Texte:
Parallèlement, nous créons trois dispositifs, le FabLab (laboratoire de fabrication numérique), la résidence d’artistes et de coworking (espace de travail partagé) et le pôle de recherches universitaires.
Il s’agit donc d’un Tiers-Lieu ?
Oui et ce « Tiers-lieu » se structurera avec ses trois pôles. Pour concrétiser tout cela nous avons obtenu l’aide financière de la Région (150 000 euros récoltés à ce jour), car il faut trouver un lieu physique, un domicile autre que le théâtre, qui n’ouvrira que vers la fin 2017. Cela implique un rapport différent à la culture, pour repenser ce qui nous lie au public. En attendant, nous accueillons des événements qui préfigurent l’ouverture de ce « Tiers-lieu » à l’Avant-Scène. Ça demande beaucoup de temps de convaincre les édiles et une équipe de s’approprier ce projet. Ça pose inévitablement la question de « comment on s’empare d’un tel projet qui est en cours d’élaboration. Il faut du temps, expliquer, formaliser des choses qui devraient être très intuitives.
Quel est pour vous l’objectif réel d’un tel projet ?
Le fondement de ce projet c’est avant tout de redonner à la culture son rôle social. Il y a aussi cette idée, qui n’a pas d’équivalent en français, « d’Empowerment » anglais (autonomisation, émancipation, prendre pleinement conscience de son pouvoir et de sa force) qui est très importante. Comment redonner un rôle d’acteur voire de « maker » (au sens de fabriquer, créer) au spectateur ? C’est selon moi le retour du public prescripteur. Il faut partager la ressource et la connaissance, c’est une réalité de terrain et de territoire, pour cela il est nécessaire de déplacer certaines choses, ce qui n’est pas toujours facile.
Quelles activités avez-vous mises en place jusqu’ici ?
C’est un peu un empilement d’activités, tout arrive en même temps. Il faut mener de front, AVANTSCENELAB et la programmation régulière de l’Avant-Scène. Selon moi c’est aussi une nouvelle manière de faire de la programmation et des actions culturelles qui seront en lien avec le tiers-lieu. Ca peut changer beaucoup de choses la manière de faire est différente, plus décontractée, moins frontale. Concernant la timeline, elle est pour l’instant au stade de version « Beta », la véritable mise en place se fera à la fin du mois de novembre. C’est un logiciel qu’on a voulu en opensource, disponible à tous. Selon moi, il faudrait presque faire en sorte que l’utilisation de cet outil soit dans le cahier des charges des résidences artistiques.
Comment envisagez-vous la question du numérique dans les années à venir ?
Chez nous, la question du numérique, on l’aborde sur le plan des usages du public et sur un plan sociétal. C’est avant tout une porte d’entrée pour faire différemment notre métier, il y a cette idée de « déplacement nécessaire ». Notre métier est soumis à des transformations profondes, on ne peut pas s’en exonérer. Avec le numérique arrivent de nouvelles façons de faire. Fut un temps on pouvait encore dire qu’on était « pro » ou « anti » numérique, aujourd’hui c’est impossible, car on vit dans le numérique. Refuser le changement sur ces questions-là, c’est comme essayer de lutter contre l’apesanteur. Malgré tout, il y a toujours la possibilité de vivre avec son temps ou pas. Si on choisit de faire du numérique un enjeu sociétal c’est différent.

Données fournies:
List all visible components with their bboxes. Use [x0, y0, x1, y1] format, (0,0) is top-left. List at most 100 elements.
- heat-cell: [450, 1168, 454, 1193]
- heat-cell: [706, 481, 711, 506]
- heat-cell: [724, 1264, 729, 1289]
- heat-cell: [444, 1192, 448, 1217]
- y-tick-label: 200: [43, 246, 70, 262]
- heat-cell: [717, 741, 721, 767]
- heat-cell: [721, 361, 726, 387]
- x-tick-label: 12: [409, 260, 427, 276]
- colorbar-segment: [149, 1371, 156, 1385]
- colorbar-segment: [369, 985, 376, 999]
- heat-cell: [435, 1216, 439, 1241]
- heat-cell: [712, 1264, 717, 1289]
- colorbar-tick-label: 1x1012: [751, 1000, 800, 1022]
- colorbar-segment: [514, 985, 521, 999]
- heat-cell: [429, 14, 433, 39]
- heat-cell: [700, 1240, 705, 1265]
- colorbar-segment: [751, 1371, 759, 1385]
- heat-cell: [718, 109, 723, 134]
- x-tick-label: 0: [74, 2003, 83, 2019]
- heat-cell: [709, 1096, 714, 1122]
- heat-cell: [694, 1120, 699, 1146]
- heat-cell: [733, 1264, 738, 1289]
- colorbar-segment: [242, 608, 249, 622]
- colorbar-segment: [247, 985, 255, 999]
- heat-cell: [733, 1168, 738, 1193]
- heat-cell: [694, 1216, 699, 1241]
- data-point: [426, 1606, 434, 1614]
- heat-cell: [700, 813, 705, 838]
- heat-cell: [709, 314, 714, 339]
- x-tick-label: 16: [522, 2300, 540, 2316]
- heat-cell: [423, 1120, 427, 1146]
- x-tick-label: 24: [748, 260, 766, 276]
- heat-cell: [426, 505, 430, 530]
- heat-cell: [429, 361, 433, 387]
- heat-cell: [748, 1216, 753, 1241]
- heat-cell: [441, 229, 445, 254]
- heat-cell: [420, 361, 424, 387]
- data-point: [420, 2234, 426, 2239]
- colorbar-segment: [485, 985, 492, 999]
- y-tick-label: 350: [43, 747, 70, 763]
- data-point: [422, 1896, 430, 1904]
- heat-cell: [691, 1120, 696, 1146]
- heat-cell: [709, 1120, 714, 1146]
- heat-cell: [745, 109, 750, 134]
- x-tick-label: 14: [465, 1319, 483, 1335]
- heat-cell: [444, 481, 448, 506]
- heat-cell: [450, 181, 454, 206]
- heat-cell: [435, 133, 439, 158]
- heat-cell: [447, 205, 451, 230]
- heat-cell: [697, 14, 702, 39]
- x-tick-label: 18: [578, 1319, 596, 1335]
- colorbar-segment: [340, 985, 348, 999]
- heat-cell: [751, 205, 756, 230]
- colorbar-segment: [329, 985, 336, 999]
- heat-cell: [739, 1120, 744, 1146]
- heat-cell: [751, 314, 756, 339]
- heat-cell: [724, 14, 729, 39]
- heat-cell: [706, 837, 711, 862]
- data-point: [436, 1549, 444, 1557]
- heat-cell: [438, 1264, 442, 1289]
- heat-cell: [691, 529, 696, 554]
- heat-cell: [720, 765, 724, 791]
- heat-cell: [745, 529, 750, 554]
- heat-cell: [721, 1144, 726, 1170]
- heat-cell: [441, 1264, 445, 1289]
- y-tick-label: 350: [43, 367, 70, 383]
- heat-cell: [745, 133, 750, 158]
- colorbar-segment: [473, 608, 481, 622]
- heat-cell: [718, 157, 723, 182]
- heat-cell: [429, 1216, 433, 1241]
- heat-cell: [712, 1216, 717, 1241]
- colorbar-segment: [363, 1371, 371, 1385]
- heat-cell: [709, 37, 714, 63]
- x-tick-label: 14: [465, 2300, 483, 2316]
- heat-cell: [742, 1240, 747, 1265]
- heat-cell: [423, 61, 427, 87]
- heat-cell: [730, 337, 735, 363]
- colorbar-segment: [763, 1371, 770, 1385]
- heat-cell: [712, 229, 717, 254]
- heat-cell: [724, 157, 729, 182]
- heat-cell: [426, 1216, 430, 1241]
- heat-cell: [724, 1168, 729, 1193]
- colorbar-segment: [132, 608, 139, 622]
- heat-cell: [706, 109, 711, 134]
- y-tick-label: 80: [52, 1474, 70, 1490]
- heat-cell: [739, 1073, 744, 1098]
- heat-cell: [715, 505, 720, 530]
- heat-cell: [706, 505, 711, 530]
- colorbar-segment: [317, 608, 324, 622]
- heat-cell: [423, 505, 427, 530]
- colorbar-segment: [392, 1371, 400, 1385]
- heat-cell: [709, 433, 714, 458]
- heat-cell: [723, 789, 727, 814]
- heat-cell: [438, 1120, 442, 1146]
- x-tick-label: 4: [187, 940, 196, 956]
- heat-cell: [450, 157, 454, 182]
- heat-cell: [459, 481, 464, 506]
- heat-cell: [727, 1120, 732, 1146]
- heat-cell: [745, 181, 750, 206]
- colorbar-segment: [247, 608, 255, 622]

Consigne: Relevez dans le texte tous les termes dont le sens est précisé entre parenthèses, en donnant pour chacun l'explication fournie.

Corrigé:
- FabLab : laboratoire de fabrication numérique
- coworking : espace de travail partagé
- Empowerment : autonomisation, émancipation, prendre pleinement conscience de son pouvoir et de sa force
- maker : au sens de fabriquer, créer